Page text.
# Rear suspension & adjustability



## GM4life (Mar 18, 2007)

I have two questions, the first is just a general question for everybody. 

1: Replacing the stock springs with lowering springs. Is it manditory to replace the rear outer bushing with the camber adjustable bushing? I would think yes. 

2: Lovell stocks the adjustable outer rear control arm bushings that can be placed in the inner position as well for toe adjustment. Now Pedders say their adjustable bushing can only be placed in the outer positon because if placed in the inner position the CV axles can be damaged. Whats the differance between the two? What makes the Lovells adjustble bushing so special that you can use it in the inner position without any damage? I thought we allready have a toe link adjuster for the rear.


----------



## jpalamar (Jul 22, 2008)

Call Frank @ Rocksand Racing. He is an expert on GTO suspension.


----------



## GM4life (Mar 18, 2007)

Usally I would ask DMS(Mike) suspension questions. I wanted to ask on the forum so that other members can be informed too.


----------



## svede1212 (Nov 1, 2005)

You shouldn't need adjustable bushings with drop springs that aren't too radical. I think you were going with the 20mm drop. I _would_ replace the control arm bushings with fixed ones tho. As a matter of fact I'd avoid all of the adjustable ones as they seem to have troubles. The stock soft rubber ones can allow the wheels to c ock a little and affect the camber. With my 20mm drop my rear camber was -1.2* which is within spec and I believe due to the control arm bushings. Unfortunately to do the outer control arm bushings you need to drop the subframe on each side as you do them and you just replaced your subframe bushings . IMHO anybody contemplating subframe bushings should plan the control arm ones at the same time. They will add a lot of "control" feel to the back end and help with tire wear. The inners especially have voids that make them mushy. You need to make up some kind of press to get them out and heat them with a propane torch or heat gun to get them out.

inner bushing on the left


----------



## GM4life (Mar 18, 2007)

Image-based layout entries.
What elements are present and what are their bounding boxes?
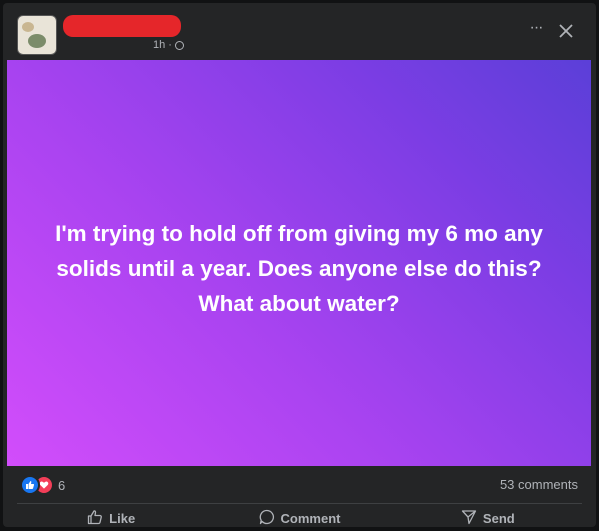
send-button[interactable]: Send xyxy=(394,505,582,531)
like-reaction-icon xyxy=(20,475,40,495)
action-bar: Like Comment Send xyxy=(17,505,582,531)
close-icon[interactable] xyxy=(555,20,577,42)
post-timestamp[interactable]: 1h · xyxy=(153,39,184,51)
globe-icon xyxy=(174,40,184,50)
avatar-detail xyxy=(28,34,46,48)
post-text: I'm trying to hold off from giving my 6 … xyxy=(55,220,543,316)
send-icon xyxy=(461,509,477,528)
comment-label: Comment xyxy=(280,510,341,526)
post-background: I'm trying to hold off from giving my 6 … xyxy=(7,60,591,466)
reaction-count: 6 xyxy=(58,477,66,493)
timestamp-separator: · xyxy=(168,39,172,51)
divider xyxy=(17,503,582,504)
comment-bubble-icon xyxy=(259,509,275,528)
comments-count[interactable]: 53 comments xyxy=(500,477,578,492)
like-button[interactable]: Like xyxy=(17,505,205,531)
like-label: Like xyxy=(109,510,136,526)
avatar-detail xyxy=(22,22,34,32)
avatar[interactable] xyxy=(17,15,57,55)
thumbs-up-icon xyxy=(87,509,103,528)
reactions-summary[interactable]: 6 xyxy=(20,475,65,495)
more-options-icon[interactable]: ··· xyxy=(525,20,547,43)
send-label: Send xyxy=(482,510,515,526)
redacted-author-name xyxy=(63,15,181,37)
post-header: 1h · ··· xyxy=(3,3,596,59)
post-card: 1h · ··· I'm trying to hold off from giv… xyxy=(3,3,596,527)
timestamp-text: 1h xyxy=(153,39,166,51)
comment-button[interactable]: Comment xyxy=(205,505,393,531)
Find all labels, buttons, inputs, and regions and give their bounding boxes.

Problems.
A) Name every distinct username that appears as a poster in the rear suspension thread.
B) In the rear suspension thread, whom does jpalamar recommend calling?

Outputs in order.
A) GM4life, jpalamar, svede1212

B) Frank at Rocksand Racing